# START OF RECORDS

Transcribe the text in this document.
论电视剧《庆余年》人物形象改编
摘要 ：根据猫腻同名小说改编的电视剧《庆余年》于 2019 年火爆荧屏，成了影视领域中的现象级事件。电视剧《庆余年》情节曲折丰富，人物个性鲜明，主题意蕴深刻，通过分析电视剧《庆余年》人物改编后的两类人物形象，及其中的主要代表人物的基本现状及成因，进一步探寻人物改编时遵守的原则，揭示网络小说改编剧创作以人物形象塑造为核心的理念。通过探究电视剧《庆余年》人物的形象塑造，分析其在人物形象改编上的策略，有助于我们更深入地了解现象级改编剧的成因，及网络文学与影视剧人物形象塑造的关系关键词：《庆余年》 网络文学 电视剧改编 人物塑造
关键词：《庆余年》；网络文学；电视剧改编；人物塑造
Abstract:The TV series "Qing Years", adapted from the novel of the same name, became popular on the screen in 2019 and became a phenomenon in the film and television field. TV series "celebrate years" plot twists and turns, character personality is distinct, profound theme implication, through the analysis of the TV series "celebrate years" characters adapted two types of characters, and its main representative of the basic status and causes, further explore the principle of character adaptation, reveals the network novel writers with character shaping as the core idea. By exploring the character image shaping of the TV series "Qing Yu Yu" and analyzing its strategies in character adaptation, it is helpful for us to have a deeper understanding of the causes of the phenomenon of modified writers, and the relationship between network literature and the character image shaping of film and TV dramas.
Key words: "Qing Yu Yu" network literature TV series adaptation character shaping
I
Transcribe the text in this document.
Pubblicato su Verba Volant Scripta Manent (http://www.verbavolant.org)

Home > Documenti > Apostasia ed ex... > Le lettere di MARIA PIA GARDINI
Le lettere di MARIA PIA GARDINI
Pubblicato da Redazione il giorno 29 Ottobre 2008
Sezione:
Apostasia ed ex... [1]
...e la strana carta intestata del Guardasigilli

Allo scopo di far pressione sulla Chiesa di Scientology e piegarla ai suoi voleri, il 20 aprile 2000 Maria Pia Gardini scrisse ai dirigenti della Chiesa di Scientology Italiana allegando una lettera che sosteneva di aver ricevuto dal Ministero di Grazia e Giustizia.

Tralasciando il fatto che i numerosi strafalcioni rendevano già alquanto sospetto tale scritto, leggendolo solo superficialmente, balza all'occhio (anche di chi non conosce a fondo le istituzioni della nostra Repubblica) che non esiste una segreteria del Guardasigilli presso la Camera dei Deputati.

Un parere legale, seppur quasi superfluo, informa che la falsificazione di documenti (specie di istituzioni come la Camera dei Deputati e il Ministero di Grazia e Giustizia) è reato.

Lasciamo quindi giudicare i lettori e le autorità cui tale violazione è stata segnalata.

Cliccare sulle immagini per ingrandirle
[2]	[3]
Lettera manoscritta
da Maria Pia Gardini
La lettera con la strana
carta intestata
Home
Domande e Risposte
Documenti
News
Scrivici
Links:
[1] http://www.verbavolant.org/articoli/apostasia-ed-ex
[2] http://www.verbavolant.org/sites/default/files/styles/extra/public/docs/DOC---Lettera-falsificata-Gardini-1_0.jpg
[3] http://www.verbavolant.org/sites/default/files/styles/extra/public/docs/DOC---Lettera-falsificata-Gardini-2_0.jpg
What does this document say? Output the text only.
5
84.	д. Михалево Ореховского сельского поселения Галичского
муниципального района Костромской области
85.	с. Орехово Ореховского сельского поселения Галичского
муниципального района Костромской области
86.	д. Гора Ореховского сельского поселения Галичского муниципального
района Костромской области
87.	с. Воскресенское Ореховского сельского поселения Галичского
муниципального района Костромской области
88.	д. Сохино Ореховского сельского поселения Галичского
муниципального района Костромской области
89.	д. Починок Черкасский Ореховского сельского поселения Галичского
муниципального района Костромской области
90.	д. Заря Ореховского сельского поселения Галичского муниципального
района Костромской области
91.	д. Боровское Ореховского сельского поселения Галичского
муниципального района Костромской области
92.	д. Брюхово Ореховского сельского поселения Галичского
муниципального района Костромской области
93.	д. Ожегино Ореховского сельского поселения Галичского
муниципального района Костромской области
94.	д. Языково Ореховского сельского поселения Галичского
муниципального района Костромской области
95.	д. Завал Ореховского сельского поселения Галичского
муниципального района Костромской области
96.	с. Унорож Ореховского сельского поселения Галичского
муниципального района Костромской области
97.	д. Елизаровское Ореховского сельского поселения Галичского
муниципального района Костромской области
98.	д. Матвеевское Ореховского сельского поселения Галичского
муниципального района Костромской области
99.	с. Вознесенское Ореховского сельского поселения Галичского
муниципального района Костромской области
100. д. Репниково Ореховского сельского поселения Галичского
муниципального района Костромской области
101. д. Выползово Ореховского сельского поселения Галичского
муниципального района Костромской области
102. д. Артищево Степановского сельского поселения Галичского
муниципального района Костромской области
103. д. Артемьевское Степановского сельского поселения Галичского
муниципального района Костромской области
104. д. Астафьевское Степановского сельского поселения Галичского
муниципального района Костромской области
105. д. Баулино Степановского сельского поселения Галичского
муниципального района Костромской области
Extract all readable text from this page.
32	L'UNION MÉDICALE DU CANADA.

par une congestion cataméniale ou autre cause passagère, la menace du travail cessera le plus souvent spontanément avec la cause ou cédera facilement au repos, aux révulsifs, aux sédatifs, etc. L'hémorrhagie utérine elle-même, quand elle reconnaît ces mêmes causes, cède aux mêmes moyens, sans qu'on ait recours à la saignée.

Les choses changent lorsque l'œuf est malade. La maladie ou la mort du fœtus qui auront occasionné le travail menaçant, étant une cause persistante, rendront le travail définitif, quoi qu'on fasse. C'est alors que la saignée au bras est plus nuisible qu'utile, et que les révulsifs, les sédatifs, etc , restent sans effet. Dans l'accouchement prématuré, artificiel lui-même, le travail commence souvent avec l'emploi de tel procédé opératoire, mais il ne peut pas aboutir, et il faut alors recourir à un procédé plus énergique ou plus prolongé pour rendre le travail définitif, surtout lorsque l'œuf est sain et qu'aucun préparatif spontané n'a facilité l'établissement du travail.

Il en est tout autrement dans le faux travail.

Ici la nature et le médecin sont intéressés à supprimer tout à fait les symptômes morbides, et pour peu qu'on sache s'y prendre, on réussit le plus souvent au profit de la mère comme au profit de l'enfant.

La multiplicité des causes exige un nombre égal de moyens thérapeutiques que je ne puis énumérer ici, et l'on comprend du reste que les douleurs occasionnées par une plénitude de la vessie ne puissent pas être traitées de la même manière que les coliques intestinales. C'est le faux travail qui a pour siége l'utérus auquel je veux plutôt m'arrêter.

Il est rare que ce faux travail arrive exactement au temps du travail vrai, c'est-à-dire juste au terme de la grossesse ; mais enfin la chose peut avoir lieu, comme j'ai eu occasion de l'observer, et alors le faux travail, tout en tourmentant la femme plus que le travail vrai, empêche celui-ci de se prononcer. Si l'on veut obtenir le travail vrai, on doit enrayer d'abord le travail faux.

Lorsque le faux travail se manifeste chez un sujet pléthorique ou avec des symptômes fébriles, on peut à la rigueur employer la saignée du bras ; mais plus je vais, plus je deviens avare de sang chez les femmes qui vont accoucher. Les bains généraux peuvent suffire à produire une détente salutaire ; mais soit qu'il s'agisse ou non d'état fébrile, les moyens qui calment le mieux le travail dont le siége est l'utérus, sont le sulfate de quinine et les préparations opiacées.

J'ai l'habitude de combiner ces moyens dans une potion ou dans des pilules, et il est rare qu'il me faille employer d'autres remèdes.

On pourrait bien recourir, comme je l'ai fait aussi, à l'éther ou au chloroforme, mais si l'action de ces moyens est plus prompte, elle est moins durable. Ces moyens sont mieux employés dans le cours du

# END OF RECORDS

▶ PROMPT: Copy all of the data exactly.

▶ ANSWER TO THE EXERCISE:
Transcribe the text in this document.
论电视剧《庆余年》人物形象改编
摘要 ：根据猫腻同名小说改编的电视剧《庆余年》于 2019 年火爆荧屏，成了影视领域中的现象级事件。电视剧《庆余年》情节曲折丰富，人物个性鲜明，主题意蕴深刻，通过分析电视剧《庆余年》人物改编后的两类人物形象，及其中的主要代表人物的基本现状及成因，进一步探寻人物改编时遵守的原则，揭示网络小说改编剧创作以人物形象塑造为核心的理念。通过探究电视剧《庆余年》人物的形象塑造，分析其在人物形象改编上的策略，有助于我们更深入地了解现象级改编剧的成因，及网络文学与影视剧人物形象塑造的关系关键词：《庆余年》 网络文学 电视剧改编 人物塑造
关键词：《庆余年》；网络文学；电视剧改编；人物塑造
Abstract:The TV series "Qing Years", adapted from the novel of the same name, became popular on the screen in 2019 and became a phenomenon in the film and television field. TV series "celebrate years" plot twists and turns, character personality is distinct, profound theme implication, through the analysis of the TV series "celebrate years" characters adapted two types of characters, and its main representative of the basic status and causes, further explore the principle of character adaptation, reveals the network novel writers with character shaping as the core idea. By exploring the character image shaping of the TV series "Qing Yu Yu" and analyzing its strategies in character adaptation, it is helpful for us to have a deeper understanding of the causes of the phenomenon of modified writers, and the relationship between network literature and the character image shaping of film and TV dramas.
Key words: "Qing Yu Yu" network literature TV series adaptation character shaping
I
Transcribe the text in this document.
Pubblicato su Verba Volant Scripta Manent (http://www.verbavolant.org)

Home > Documenti > Apostasia ed ex... > Le lettere di MARIA PIA GARDINI
Le lettere di MARIA PIA GARDINI
Pubblicato da Redazione il giorno 29 Ottobre 2008
Sezione:
Apostasia ed ex... [1]
...e la strana carta intestata del Guardasigilli

Allo scopo di far pressione sulla Chiesa di Scientology e piegarla ai suoi voleri, il 20 aprile 2000 Maria Pia Gardini scrisse ai dirigenti della Chiesa di Scientology Italiana allegando una lettera che sosteneva di aver ricevuto dal Ministero di Grazia e Giustizia.

Tralasciando il fatto che i numerosi strafalcioni rendevano già alquanto sospetto tale scritto, leggendolo solo superficialmente, balza all'occhio (anche di chi non conosce a fondo le istituzioni della nostra Repubblica) che non esiste una segreteria del Guardasigilli presso la Camera dei Deputati.

Un parere legale, seppur quasi superfluo, informa che la falsificazione di documenti (specie di istituzioni come la Camera dei Deputati e il Ministero di Grazia e Giustizia) è reato.

Lasciamo quindi giudicare i lettori e le autorità cui tale violazione è stata segnalata.

Cliccare sulle immagini per ingrandirle
[2]	[3]
Lettera manoscritta
da Maria Pia Gardini
La lettera con la strana
carta intestata
Home
Domande e Risposte
Documenti
News
Scrivici
Links:
[1] http://www.verbavolant.org/articoli/apostasia-ed-ex
[2] http://www.verbavolant.org/sites/default/files/styles/extra/public/docs/DOC---Lettera-falsificata-Gardini-1_0.jpg
[3] http://www.verbavolant.org/sites/default/files/styles/extra/public/docs/DOC---Lettera-falsificata-Gardini-2_0.jpg
What does this document say? Output the text only.
5
84.	д. Михалево Ореховского сельского поселения Галичского
муниципального района Костромской области
85.	с. Орехово Ореховского сельского поселения Галичского
муниципального района Костромской области
86.	д. Гора Ореховского сельского поселения Галичского муниципального
района Костромской области
87.	с. Воскресенское Ореховского сельского поселения Галичского
муниципального района Костромской области
88.	д. Сохино Ореховского сельского поселения Галичского
муниципального района Костромской области
89.	д. Починок Черкасский Ореховского сельского поселения Галичского
муниципального района Костромской области
90.	д. Заря Ореховского сельского поселения Галичского муниципального
района Костромской области
91.	д. Боровское Ореховского сельского поселения Галичского
муниципального района Костромской области
92.	д. Брюхово Ореховского сельского поселения Галичского
муниципального района Костромской области
93.	д. Ожегино Ореховского сельского поселения Галичского
муниципального района Костромской области
94.	д. Языково Ореховского сельского поселения Галичского
муниципального района Костромской области
95.	д. Завал Ореховского сельского поселения Галичского
муниципального района Костромской области
96.	с. Унорож Ореховского сельского поселения Галичского
муниципального района Костромской области
97.	д. Елизаровское Ореховского сельского поселения Галичского
муниципального района Костромской области
98.	д. Матвеевское Ореховского сельского поселения Галичского
муниципального района Костромской области
99.	с. Вознесенское Ореховского сельского поселения Галичского
муниципального района Костромской области
100. д. Репниково Ореховского сельского поселения Галичского
муниципального района Костромской области
101. д. Выползово Ореховского сельского поселения Галичского
муниципального района Костромской области
102. д. Артищево Степановского сельского поселения Галичского
муниципального района Костромской области
103. д. Артемьевское Степановского сельского поселения Галичского
муниципального района Костромской области
104. д. Астафьевское Степановского сельского поселения Галичского
муниципального района Костромской области
105. д. Баулино Степановского сельского поселения Галичского
муниципального района Костромской области
Extract all readable text from this page.
32	L'UNION MÉDICALE DU CANADA.

par une congestion cataméniale ou autre cause passagère, la menace du travail cessera le plus souvent spontanément avec la cause ou cédera facilement au repos, aux révulsifs, aux sédatifs, etc. L'hémorrhagie utérine elle-même, quand elle reconnaît ces mêmes causes, cède aux mêmes moyens, sans qu'on ait recours à la saignée.

Les choses changent lorsque l'œuf est malade. La maladie ou la mort du fœtus qui auront occasionné le travail menaçant, étant une cause persistante, rendront le travail définitif, quoi qu'on fasse. C'est alors que la saignée au bras est plus nuisible qu'utile, et que les révulsifs, les sédatifs, etc , restent sans effet. Dans l'accouchement prématuré, artificiel lui-même, le travail commence souvent avec l'emploi de tel procédé opératoire, mais il ne peut pas aboutir, et il faut alors recourir à un procédé plus énergique ou plus prolongé pour rendre le travail définitif, surtout lorsque l'œuf est sain et qu'aucun préparatif spontané n'a facilité l'établissement du travail.

Il en est tout autrement dans le faux travail.

Ici la nature et le médecin sont intéressés à supprimer tout à fait les symptômes morbides, et pour peu qu'on sache s'y prendre, on réussit le plus souvent au profit de la mère comme au profit de l'enfant.

La multiplicité des causes exige un nombre égal de moyens thérapeutiques que je ne puis énumérer ici, et l'on comprend du reste que les douleurs occasionnées par une plénitude de la vessie ne puissent pas être traitées de la même manière que les coliques intestinales. C'est le faux travail qui a pour siége l'utérus auquel je veux plutôt m'arrêter.

Il est rare que ce faux travail arrive exactement au temps du travail vrai, c'est-à-dire juste au terme de la grossesse ; mais enfin la chose peut avoir lieu, comme j'ai eu occasion de l'observer, et alors le faux travail, tout en tourmentant la femme plus que le travail vrai, empêche celui-ci de se prononcer. Si l'on veut obtenir le travail vrai, on doit enrayer d'abord le travail faux.

Lorsque le faux travail se manifeste chez un sujet pléthorique ou avec des symptômes fébriles, on peut à la rigueur employer la saignée du bras ; mais plus je vais, plus je deviens avare de sang chez les femmes qui vont accoucher. Les bains généraux peuvent suffire à produire une détente salutaire ; mais soit qu'il s'agisse ou non d'état fébrile, les moyens qui calment le mieux le travail dont le siége est l'utérus, sont le sulfate de quinine et les préparations opiacées.

J'ai l'habitude de combiner ces moyens dans une potion ou dans des pilules, et il est rare qu'il me faille employer d'autres remèdes.

On pourrait bien recourir, comme je l'ai fait aussi, à l'éther ou au chloroforme, mais si l'action de ces moyens est plus prompte, elle est moins durable. Ces moyens sont mieux employés dans le cours du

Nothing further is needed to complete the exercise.